What to work on: List each line of the data that holds the word "Group".

[Dataset items]
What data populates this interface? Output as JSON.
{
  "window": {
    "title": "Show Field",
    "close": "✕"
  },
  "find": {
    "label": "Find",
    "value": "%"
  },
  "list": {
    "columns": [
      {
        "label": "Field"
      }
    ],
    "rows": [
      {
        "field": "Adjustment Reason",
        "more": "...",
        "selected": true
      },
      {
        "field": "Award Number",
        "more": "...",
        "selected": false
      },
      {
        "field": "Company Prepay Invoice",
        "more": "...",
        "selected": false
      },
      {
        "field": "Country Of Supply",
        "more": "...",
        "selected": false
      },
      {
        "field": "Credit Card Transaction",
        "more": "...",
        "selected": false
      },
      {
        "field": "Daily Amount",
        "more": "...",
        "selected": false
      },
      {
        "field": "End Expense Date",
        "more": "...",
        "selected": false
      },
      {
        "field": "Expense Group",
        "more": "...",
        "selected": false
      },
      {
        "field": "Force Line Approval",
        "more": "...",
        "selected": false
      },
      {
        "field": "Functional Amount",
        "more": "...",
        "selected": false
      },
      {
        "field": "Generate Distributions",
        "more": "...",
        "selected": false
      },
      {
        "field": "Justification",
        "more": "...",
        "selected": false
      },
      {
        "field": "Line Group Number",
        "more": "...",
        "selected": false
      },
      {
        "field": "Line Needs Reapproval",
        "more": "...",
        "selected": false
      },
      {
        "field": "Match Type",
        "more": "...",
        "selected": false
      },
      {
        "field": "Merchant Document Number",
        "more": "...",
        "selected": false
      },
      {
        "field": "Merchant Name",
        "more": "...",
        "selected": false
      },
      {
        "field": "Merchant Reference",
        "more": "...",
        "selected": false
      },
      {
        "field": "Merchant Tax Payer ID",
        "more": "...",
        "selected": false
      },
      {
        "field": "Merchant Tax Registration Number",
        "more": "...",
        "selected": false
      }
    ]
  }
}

Solution to this exercise:
        "field": "Expense Group",
        "field": "Line Group Number",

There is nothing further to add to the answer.